#### УСЛОВИЕ ЗАДАЧИ 1
Оформите строки листинга от его начала до строки с «svg-text:0.0: 0.0 (103, 246, 134, 271)» включительно в виде таблицы Markdown с двумя колонками: «Номер» для порядкового номера и «Строка» для самой строки. Пустые строки в таблицу не включайте.

#### ТЕКСТ ДЛЯ ЧТЕНИЯ
-------------------------

Я сам провожу такие конференции в Кабардино-Балкарии, на Эльбрусе. Там ситуация похожая — замкнутая гостиница, и есть гора, с которой можно спускаться на лыжах. Остальное время мы взаимодействуем по науке так же, как и здесь, — fасе to face, лицом к лицу.
А кого бы вам особенно хотелось видеть на такой конференции, кого очень хотелось бы пригласить?
Мне много кого хотелось бы пригласить, но я понимаю, что не все возможно. Того же А.В. Гапонова-Грехова. Если бы он сюда приехал, он бы создал особую атмосферу— это замечательный, талантливый. многогранный, предельно честный человек. Очень интересно было бы пригласить академика В.Е. Захарова — это выдающийся ученый, который был на прошлой конференции. Я бы хотел, чтобы А.М. Сергеев больше времени проводил здесь, а не среди чиновников. И он тоже, по-моему, этого очень хочет.
А из зарубежных ученых кого бы вам хотелось видеть?
Это люди типа профессора Грегора Морфилла, известного немецкого физика Вернера Эбелинга, многие другие коллеги и друзья. Есть достаточно причин, по которым люди хотели бы, но не приезжают на те или иные конференции. Я, например, на многие конференции не могу поехать— либо временные накладки, либо другие мероприятия. Но я убежден, что нужно большое количество времени, чтобы самому заниматься наукой, а потом уже докладывать, а не просто ездить на конференции.

-------------------------

#### ДАННЫЕ ДЛЯ ОБРАБОТКИ
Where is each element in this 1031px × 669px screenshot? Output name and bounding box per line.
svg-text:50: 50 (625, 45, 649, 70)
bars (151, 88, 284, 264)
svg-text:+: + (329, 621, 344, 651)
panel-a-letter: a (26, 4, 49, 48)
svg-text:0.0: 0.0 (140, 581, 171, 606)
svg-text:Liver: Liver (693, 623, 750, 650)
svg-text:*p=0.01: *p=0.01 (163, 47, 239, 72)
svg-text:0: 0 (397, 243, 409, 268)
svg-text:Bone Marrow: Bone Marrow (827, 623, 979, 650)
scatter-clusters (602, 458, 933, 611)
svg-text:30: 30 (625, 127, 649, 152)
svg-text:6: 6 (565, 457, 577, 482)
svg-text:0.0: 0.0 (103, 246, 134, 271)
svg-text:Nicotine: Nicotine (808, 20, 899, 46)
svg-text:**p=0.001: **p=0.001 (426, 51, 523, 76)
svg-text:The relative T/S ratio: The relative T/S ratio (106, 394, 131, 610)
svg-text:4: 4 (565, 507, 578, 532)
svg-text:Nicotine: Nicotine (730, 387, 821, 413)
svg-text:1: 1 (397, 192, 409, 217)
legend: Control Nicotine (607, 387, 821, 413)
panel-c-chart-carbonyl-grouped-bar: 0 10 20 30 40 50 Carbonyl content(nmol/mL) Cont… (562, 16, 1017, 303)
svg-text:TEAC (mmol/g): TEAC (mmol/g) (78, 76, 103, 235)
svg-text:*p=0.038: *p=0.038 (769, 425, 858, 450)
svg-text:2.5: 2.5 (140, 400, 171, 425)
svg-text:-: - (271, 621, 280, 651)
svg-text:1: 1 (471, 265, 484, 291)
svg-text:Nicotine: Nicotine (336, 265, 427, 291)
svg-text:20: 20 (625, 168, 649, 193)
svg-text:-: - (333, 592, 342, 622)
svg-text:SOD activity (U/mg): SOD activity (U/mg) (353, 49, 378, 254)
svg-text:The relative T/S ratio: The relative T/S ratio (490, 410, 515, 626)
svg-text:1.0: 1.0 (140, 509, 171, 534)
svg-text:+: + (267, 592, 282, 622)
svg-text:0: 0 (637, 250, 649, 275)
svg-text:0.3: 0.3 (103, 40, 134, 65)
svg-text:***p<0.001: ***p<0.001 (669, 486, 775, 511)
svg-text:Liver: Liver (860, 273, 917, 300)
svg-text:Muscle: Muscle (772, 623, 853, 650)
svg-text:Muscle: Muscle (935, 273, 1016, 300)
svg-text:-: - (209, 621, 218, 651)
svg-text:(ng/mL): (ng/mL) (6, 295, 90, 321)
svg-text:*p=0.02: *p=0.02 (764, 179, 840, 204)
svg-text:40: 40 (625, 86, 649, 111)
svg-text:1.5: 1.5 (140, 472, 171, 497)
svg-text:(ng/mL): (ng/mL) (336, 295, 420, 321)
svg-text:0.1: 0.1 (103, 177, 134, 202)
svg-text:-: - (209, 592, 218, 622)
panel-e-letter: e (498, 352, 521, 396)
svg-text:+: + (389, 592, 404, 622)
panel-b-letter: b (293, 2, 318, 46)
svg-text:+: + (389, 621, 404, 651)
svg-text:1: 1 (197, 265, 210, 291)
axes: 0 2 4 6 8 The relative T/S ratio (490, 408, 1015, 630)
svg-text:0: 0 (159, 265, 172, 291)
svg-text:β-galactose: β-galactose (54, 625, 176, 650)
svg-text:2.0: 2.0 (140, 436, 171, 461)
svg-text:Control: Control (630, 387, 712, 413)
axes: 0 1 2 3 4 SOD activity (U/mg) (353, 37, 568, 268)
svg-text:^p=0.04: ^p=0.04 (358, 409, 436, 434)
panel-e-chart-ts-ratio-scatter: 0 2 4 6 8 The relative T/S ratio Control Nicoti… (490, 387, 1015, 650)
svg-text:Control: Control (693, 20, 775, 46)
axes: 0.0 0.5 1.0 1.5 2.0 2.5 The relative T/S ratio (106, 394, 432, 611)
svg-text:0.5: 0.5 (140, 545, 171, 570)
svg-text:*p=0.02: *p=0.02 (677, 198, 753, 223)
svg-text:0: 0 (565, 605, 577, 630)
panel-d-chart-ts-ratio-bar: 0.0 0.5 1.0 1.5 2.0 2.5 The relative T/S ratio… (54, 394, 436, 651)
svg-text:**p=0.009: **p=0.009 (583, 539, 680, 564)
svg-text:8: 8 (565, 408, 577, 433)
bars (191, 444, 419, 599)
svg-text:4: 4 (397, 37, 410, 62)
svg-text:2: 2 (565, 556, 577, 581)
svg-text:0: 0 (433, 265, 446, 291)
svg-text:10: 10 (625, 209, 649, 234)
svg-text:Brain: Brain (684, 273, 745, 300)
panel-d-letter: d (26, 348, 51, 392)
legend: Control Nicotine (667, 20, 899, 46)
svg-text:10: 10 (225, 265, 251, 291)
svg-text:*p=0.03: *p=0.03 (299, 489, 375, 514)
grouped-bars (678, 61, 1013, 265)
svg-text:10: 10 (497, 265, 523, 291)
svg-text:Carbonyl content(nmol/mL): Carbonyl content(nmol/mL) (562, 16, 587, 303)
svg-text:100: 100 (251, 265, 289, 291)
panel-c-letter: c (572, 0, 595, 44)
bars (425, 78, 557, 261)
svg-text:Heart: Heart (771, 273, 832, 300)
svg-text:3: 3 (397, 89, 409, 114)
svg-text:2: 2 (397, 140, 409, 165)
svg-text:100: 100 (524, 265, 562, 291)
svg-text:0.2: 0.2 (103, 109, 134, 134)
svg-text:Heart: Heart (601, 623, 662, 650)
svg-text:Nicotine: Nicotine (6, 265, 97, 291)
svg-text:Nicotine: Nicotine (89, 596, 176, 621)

-------------------------

#### УСЛОВИЕ ЗАДАЧИ 2
Выпишите полностью и без изменений текст о научных конференциях.

#### РЕЗУЛЬТАТ ВЫПОЛНЕНИЯ 1
| Номер | Строка |
|---|---|
| 1 | Where is each element in this 1031px × 669px screenshot? Output name and bounding box per line. |
| 2 | svg-text:50: 50 (625, 45, 649, 70) |
| 3 | bars (151, 88, 284, 264) |
| 4 | svg-text:+: + (329, 621, 344, 651) |
| 5 | panel-a-letter: a (26, 4, 49, 48) |
| 6 | svg-text:0.0: 0.0 (140, 581, 171, 606) |
| 7 | svg-text:Liver: Liver (693, 623, 750, 650) |
| 8 | svg-text:*p=0.01: *p=0.01 (163, 47, 239, 72) |
| 9 | svg-text:0: 0 (397, 243, 409, 268) |
| 10 | svg-text:Bone Marrow: Bone Marrow (827, 623, 979, 650) |
| 11 | scatter-clusters (602, 458, 933, 611) |
| 12 | svg-text:30: 30 (625, 127, 649, 152) |
| 13 | svg-text:6: 6 (565, 457, 577, 482) |
| 14 | svg-text:0.0: 0.0 (103, 246, 134, 271) |

#### РЕЗУЛЬТАТ ВЫПОЛНЕНИЯ 2
Я сам провожу такие конференции в Кабардино-Балкарии, на Эльбрусе. Там ситуация похожая — замкнутая гостиница, и есть гора, с которой можно спускаться на лыжах. Остальное время мы взаимодействуем по науке так же, как и здесь, — fасе to face, лицом к лицу.
А кого бы вам особенно хотелось видеть на такой конференции, кого очень хотелось бы пригласить?
Мне много кого хотелось бы пригласить, но я понимаю, что не все возможно. Того же А.В. Гапонова-Грехова. Если бы он сюда приехал, он бы создал особую атмосферу— это замечательный, талантливый. многогранный, предельно честный человек. Очень интересно было бы пригласить академика В.Е. Захарова — это выдающийся ученый, который был на прошлой конференции. Я бы хотел, чтобы А.М. Сергеев больше времени проводил здесь, а не среди чиновников. И он тоже, по-моему, этого очень хочет.
А из зарубежных ученых кого бы вам хотелось видеть?
Это люди типа профессора Грегора Морфилла, известного немецкого физика Вернера Эбелинга, многие другие коллеги и друзья. Есть достаточно причин, по которым люди хотели бы, но не приезжают на те или иные конференции. Я, например, на многие конференции не могу поехать— либо временные накладки, либо другие мероприятия. Но я убежден, что нужно большое количество времени, чтобы самому заниматься наукой, а потом уже докладывать, а не просто ездить на конференции.